Records contained in a dataset:
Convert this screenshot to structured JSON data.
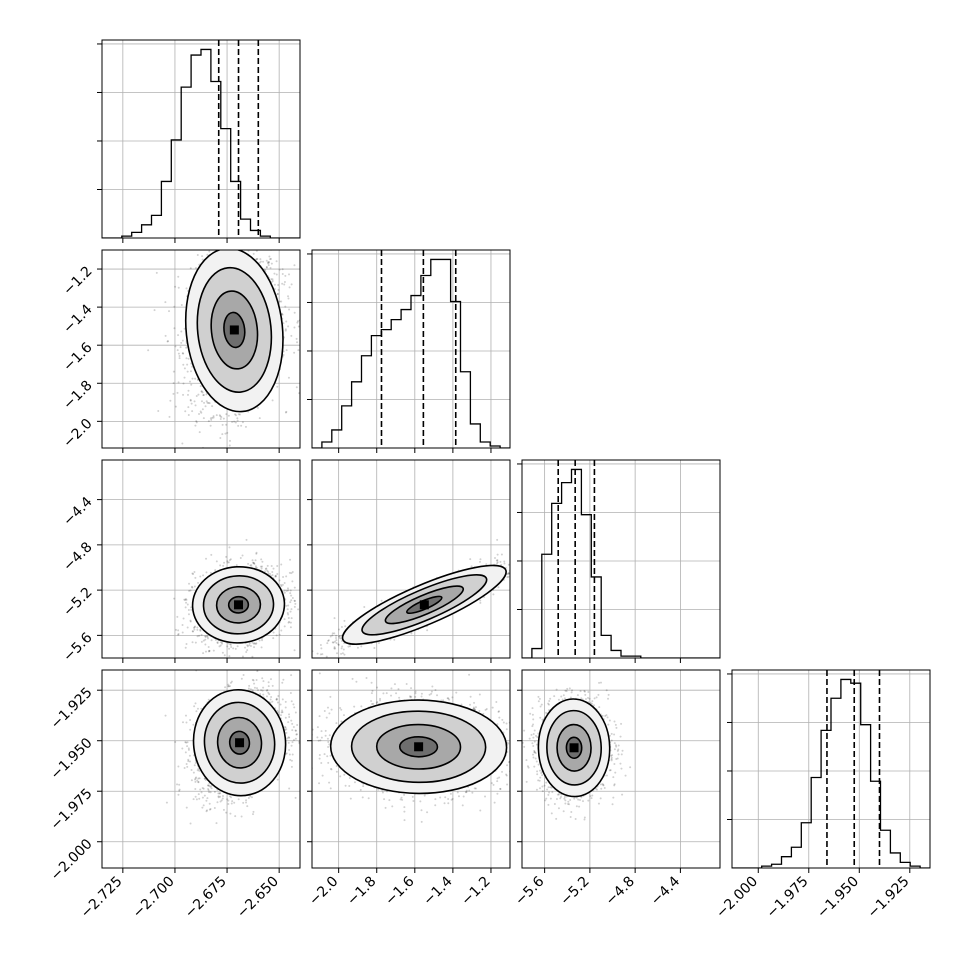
{
  "chart_data": {
    "type": "corner",
    "title": "",
    "grid": true,
    "parameters": [
      {
        "range": [
          -2.735,
          -2.64
        ],
        "ticks": [
          -2.725,
          -2.7,
          -2.675,
          -2.65
        ],
        "tick_labels": [
          "−2.725",
          "−2.700",
          "−2.675",
          "−2.650"
        ],
        "quantiles": [
          -2.679,
          -2.6695,
          -2.66
        ]
      },
      {
        "range": [
          -2.14,
          -1.1
        ],
        "ticks": [
          -2.0,
          -1.8,
          -1.6,
          -1.4,
          -1.2
        ],
        "tick_labels": [
          "−2.0",
          "−1.8",
          "−1.6",
          "−1.4",
          "−1.2"
        ],
        "quantiles": [
          -1.775,
          -1.555,
          -1.385
        ]
      },
      {
        "range": [
          -5.8,
          -4.05
        ],
        "ticks": [
          -5.6,
          -5.2,
          -4.8,
          -4.4
        ],
        "tick_labels": [
          "−5.6",
          "−5.2",
          "−4.8",
          "−4.4"
        ],
        "quantiles": [
          -5.48,
          -5.33,
          -5.16
        ]
      },
      {
        "range": [
          -2.013,
          -1.915
        ],
        "ticks": [
          -2.0,
          -1.975,
          -1.95,
          -1.925
        ],
        "tick_labels": [
          "−2.000",
          "−1.975",
          "−1.950",
          "−1.925"
        ],
        "quantiles": [
          -1.966,
          -1.9525,
          -1.94
        ]
      }
    ],
    "diagonal_histograms": [
      {
        "values": [
          0,
          0,
          1,
          3,
          7,
          12,
          30,
          52,
          80,
          97,
          100,
          83,
          58,
          30,
          10,
          4,
          1,
          0,
          0,
          0
        ]
      },
      {
        "values": [
          0,
          3,
          9,
          21,
          33,
          46,
          56,
          59,
          64,
          69,
          76,
          86,
          94,
          94,
          73,
          38,
          12,
          3,
          1,
          0
        ]
      },
      {
        "values": [
          0,
          5,
          55,
          82,
          93,
          100,
          76,
          43,
          12,
          4,
          1,
          1,
          0,
          0,
          0,
          0,
          0,
          0,
          0,
          0
        ]
      },
      {
        "values": [
          0,
          0,
          0,
          1,
          2,
          6,
          11,
          24,
          48,
          73,
          90,
          100,
          98,
          76,
          46,
          20,
          8,
          3,
          1,
          0
        ]
      }
    ],
    "pairs": [
      {
        "x": 0,
        "y": 1,
        "center": [
          -2.6715,
          -1.52
        ],
        "sd": [
          0.011,
          0.205
        ],
        "corr": 0.18
      },
      {
        "x": 0,
        "y": 2,
        "center": [
          -2.6695,
          -5.33
        ],
        "sd": [
          0.0105,
          0.16
        ],
        "corr": 0.18
      },
      {
        "x": 1,
        "y": 2,
        "center": [
          -1.55,
          -5.33
        ],
        "sd": [
          0.2,
          0.16
        ],
        "corr": 0.9
      },
      {
        "x": 0,
        "y": 3,
        "center": [
          -2.669,
          -1.951
        ],
        "sd": [
          0.0105,
          0.0125
        ],
        "corr": 0.28
      },
      {
        "x": 1,
        "y": 3,
        "center": [
          -1.58,
          -1.953
        ],
        "sd": [
          0.22,
          0.011
        ],
        "corr": -0.05
      },
      {
        "x": 2,
        "y": 3,
        "center": [
          -5.34,
          -1.9535
        ],
        "sd": [
          0.15,
          0.0115
        ],
        "corr": 0.05
      }
    ]
  }
}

• [TASK TO COMPLETE]: Pictures stay out of the copy; please restate every record above exactly.

• [SOLUTION FOR THIS TASK]:
Convert this screenshot to structured JSON data.
{
  "chart_data": {
    "type": "corner",
    "title": "",
    "grid": true,
    "parameters": [
      {
        "range": [
          -2.735,
          -2.64
        ],
        "ticks": [
          -2.725,
          -2.7,
          -2.675,
          -2.65
        ],
        "tick_labels": [
          "−2.725",
          "−2.700",
          "−2.675",
          "−2.650"
        ],
        "quantiles": [
          -2.679,
          -2.6695,
          -2.66
        ]
      },
      {
        "range": [
          -2.14,
          -1.1
        ],
        "ticks": [
          -2.0,
          -1.8,
          -1.6,
          -1.4,
          -1.2
        ],
        "tick_labels": [
          "−2.0",
          "−1.8",
          "−1.6",
          "−1.4",
          "−1.2"
        ],
        "quantiles": [
          -1.775,
          -1.555,
          -1.385
        ]
      },
      {
        "range": [
          -5.8,
          -4.05
        ],
        "ticks": [
          -5.6,
          -5.2,
          -4.8,
          -4.4
        ],
        "tick_labels": [
          "−5.6",
          "−5.2",
          "−4.8",
          "−4.4"
        ],
        "quantiles": [
          -5.48,
          -5.33,
          -5.16
        ]
      },
      {
        "range": [
          -2.013,
          -1.915
        ],
        "ticks": [
          -2.0,
          -1.975,
          -1.95,
          -1.925
        ],
        "tick_labels": [
          "−2.000",
          "−1.975",
          "−1.950",
          "−1.925"
        ],
        "quantiles": [
          -1.966,
          -1.9525,
          -1.94
        ]
      }
    ],
    "diagonal_histograms": [
      {
        "values": [
          0,
          0,
          1,
          3,
          7,
          12,
          30,
          52,
          80,
          97,
          100,
          83,
          58,
          30,
          10,
          4,
          1,
          0,
          0,
          0
        ]
      },
      {
        "values": [
          0,
          3,
          9,
          21,
          33,
          46,
          56,
          59,
          64,
          69,
          76,
          86,
          94,
          94,
          73,
          38,
          12,
          3,
          1,
          0
        ]
      },
      {
        "values": [
          0,
          5,
          55,
          82,
          93,
          100,
          76,
          43,
          12,
          4,
          1,
          1,
          0,
          0,
          0,
          0,
          0,
          0,
          0,
          0
        ]
      },
      {
        "values": [
          0,
          0,
          0,
          1,
          2,
          6,
          11,
          24,
          48,
          73,
          90,
          100,
          98,
          76,
          46,
          20,
          8,
          3,
          1,
          0
        ]
      }
    ],
    "pairs": [
      {
        "x": 0,
        "y": 1,
        "center": [
          -2.6715,
          -1.52
        ],
        "sd": [
          0.011,
          0.205
        ],
        "corr": 0.18
      },
      {
        "x": 0,
        "y": 2,
        "center": [
          -2.6695,
          -5.33
        ],
        "sd": [
          0.0105,
          0.16
        ],
        "corr": 0.18
      },
      {
        "x": 1,
        "y": 2,
        "center": [
          -1.55,
          -5.33
        ],
        "sd": [
          0.2,
          0.16
        ],
        "corr": 0.9
      },
      {
        "x": 0,
        "y": 3,
        "center": [
          -2.669,
          -1.951
        ],
        "sd": [
          0.0105,
          0.0125
        ],
        "corr": 0.28
      },
      {
        "x": 1,
        "y": 3,
        "center": [
          -1.58,
          -1.953
        ],
        "sd": [
          0.22,
          0.011
        ],
        "corr": -0.05
      },
      {
        "x": 2,
        "y": 3,
        "center": [
          -5.34,
          -1.9535
        ],
        "sd": [
          0.15,
          0.0115
        ],
        "corr": 0.05
      }
    ]
  }
}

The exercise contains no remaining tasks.